* Challenge: Every line below that includes "этап" counts toward the total. Report that total alone.

* The input:
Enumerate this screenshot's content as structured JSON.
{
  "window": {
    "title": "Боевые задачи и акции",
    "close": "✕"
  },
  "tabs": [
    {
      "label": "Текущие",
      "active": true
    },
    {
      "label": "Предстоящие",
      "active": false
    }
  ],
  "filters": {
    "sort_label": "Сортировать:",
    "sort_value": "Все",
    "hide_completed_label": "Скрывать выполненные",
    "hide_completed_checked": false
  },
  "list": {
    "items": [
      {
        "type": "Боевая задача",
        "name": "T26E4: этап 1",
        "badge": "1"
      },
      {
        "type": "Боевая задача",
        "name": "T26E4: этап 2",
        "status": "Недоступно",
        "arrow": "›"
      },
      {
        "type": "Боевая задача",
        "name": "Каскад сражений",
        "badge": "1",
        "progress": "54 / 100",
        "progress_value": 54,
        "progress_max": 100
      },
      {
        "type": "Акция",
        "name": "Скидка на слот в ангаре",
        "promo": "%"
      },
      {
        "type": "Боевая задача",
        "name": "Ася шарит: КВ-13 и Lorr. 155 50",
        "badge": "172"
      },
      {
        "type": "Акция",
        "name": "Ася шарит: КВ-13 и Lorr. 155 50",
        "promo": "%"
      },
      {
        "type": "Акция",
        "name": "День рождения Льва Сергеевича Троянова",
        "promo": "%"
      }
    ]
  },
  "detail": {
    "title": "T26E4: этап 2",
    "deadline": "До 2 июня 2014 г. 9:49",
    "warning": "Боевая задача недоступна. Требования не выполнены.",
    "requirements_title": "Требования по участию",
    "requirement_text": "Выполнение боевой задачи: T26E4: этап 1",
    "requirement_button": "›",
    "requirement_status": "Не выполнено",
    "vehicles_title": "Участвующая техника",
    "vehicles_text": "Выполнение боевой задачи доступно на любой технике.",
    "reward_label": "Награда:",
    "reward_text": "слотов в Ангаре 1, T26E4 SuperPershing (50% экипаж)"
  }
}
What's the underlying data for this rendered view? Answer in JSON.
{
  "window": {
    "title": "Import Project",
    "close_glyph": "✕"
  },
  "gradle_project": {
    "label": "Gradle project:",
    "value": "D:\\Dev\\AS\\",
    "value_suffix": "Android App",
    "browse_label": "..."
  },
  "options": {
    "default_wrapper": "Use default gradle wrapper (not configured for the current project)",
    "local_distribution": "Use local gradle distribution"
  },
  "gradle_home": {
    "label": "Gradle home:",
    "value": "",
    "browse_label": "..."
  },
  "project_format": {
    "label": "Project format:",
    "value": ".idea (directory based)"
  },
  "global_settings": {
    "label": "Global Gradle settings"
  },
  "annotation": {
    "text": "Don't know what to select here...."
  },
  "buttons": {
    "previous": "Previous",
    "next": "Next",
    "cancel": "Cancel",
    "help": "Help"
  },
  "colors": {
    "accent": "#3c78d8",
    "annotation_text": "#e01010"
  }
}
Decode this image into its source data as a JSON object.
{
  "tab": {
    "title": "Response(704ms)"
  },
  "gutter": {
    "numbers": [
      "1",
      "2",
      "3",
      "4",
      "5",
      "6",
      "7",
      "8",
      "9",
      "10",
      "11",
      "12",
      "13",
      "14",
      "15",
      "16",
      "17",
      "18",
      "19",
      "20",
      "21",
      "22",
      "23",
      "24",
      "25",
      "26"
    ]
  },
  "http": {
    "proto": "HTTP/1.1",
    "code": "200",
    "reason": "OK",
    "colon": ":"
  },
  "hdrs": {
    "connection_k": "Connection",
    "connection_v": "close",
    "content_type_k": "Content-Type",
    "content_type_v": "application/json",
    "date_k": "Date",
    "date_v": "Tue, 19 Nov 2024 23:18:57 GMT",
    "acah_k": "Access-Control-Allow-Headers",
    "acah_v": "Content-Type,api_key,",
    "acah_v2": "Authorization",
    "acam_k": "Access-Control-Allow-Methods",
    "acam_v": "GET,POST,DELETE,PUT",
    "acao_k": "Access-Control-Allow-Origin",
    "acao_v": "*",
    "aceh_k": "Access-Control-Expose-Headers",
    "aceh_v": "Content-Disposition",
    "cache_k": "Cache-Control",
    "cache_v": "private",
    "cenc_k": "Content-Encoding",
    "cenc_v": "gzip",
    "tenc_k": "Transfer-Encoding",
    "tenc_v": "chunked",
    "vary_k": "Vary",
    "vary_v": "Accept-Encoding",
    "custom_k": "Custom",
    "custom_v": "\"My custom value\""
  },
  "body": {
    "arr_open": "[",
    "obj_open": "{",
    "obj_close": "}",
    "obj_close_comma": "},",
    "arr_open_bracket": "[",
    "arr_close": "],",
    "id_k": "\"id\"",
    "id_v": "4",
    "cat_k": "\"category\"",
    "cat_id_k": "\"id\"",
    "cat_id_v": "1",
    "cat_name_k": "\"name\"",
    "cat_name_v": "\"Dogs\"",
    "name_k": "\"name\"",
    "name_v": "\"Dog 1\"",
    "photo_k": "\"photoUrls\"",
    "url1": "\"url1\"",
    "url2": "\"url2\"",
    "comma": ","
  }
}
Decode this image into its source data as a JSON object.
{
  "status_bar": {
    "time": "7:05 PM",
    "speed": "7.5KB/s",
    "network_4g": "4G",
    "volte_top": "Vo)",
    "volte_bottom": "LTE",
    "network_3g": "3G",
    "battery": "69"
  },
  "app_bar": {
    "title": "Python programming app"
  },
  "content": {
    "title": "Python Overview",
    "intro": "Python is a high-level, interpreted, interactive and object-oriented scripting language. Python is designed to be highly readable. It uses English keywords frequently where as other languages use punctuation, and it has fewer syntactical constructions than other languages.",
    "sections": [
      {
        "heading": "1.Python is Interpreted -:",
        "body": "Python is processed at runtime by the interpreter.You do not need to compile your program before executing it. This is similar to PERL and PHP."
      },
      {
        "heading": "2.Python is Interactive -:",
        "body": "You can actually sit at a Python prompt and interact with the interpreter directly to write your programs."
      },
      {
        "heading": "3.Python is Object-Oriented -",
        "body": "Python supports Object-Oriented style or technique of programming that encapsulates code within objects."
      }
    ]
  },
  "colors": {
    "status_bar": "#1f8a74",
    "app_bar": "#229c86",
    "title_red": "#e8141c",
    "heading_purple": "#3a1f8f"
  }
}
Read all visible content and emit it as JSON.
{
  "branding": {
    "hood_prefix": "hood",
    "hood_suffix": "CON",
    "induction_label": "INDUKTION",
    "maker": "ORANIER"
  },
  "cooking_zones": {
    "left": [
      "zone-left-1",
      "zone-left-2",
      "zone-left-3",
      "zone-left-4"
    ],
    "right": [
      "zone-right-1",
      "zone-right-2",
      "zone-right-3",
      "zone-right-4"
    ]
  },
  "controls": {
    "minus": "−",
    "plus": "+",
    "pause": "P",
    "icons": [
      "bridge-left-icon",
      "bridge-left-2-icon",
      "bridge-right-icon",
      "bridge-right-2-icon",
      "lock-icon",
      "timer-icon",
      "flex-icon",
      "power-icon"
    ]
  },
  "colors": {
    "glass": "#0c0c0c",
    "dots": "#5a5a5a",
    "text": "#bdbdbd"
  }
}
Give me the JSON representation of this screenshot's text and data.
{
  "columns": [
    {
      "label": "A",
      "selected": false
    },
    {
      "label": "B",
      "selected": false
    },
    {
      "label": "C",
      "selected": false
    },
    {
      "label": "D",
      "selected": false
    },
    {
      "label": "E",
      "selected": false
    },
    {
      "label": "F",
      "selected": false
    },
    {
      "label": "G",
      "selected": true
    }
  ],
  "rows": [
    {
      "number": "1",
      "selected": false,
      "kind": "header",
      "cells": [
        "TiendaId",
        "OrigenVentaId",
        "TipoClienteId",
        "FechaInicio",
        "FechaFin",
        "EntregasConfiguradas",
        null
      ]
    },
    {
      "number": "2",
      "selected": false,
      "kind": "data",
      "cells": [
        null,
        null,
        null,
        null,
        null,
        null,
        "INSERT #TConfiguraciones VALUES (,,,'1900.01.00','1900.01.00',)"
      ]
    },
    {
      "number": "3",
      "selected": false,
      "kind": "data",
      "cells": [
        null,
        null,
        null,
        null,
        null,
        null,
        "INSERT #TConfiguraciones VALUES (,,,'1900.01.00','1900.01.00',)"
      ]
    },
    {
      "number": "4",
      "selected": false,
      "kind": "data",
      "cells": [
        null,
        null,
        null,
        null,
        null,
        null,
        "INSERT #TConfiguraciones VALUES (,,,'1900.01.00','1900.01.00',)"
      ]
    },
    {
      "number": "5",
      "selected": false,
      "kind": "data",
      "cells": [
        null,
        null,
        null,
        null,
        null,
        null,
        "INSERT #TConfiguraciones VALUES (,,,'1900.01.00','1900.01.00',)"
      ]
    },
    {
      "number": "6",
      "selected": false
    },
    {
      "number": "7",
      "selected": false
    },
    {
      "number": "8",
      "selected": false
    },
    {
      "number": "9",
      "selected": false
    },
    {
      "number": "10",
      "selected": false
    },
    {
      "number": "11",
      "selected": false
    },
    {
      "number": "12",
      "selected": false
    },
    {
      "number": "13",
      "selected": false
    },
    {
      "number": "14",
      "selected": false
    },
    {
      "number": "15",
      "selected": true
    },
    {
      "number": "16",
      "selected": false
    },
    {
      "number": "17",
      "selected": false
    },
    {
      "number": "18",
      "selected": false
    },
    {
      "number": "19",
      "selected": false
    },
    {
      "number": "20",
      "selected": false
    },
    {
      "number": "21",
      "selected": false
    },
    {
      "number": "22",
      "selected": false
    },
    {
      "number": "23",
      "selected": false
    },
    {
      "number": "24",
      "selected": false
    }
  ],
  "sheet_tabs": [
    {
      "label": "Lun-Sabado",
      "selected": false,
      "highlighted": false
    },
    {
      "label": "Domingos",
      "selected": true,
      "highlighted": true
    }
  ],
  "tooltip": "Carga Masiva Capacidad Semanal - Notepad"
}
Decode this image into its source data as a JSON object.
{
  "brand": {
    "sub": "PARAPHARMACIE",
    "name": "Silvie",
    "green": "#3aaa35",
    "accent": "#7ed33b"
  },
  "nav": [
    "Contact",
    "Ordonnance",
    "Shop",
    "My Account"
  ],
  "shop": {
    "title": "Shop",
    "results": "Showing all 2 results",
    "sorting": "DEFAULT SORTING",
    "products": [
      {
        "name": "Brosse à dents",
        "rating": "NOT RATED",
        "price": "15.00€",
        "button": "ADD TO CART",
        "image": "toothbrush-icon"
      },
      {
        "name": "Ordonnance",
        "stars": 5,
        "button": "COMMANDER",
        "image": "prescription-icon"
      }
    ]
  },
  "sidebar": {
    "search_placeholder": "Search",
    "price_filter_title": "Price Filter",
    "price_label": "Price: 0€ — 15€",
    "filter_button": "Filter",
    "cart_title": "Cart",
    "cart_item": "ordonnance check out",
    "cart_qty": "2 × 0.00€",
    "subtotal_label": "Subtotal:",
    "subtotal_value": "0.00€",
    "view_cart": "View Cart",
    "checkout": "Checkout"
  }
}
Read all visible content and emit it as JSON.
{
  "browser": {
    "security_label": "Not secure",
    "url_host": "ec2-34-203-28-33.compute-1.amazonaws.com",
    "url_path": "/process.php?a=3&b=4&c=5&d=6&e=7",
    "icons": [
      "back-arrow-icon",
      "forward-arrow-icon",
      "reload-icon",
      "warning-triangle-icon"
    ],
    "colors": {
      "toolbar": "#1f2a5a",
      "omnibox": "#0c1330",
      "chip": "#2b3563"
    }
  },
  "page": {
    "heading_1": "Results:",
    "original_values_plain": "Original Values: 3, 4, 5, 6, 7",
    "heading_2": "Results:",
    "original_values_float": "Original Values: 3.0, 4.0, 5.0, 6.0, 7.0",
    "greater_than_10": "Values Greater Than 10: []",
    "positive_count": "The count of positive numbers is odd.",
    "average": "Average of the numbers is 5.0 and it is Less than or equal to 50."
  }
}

* Solution below: 4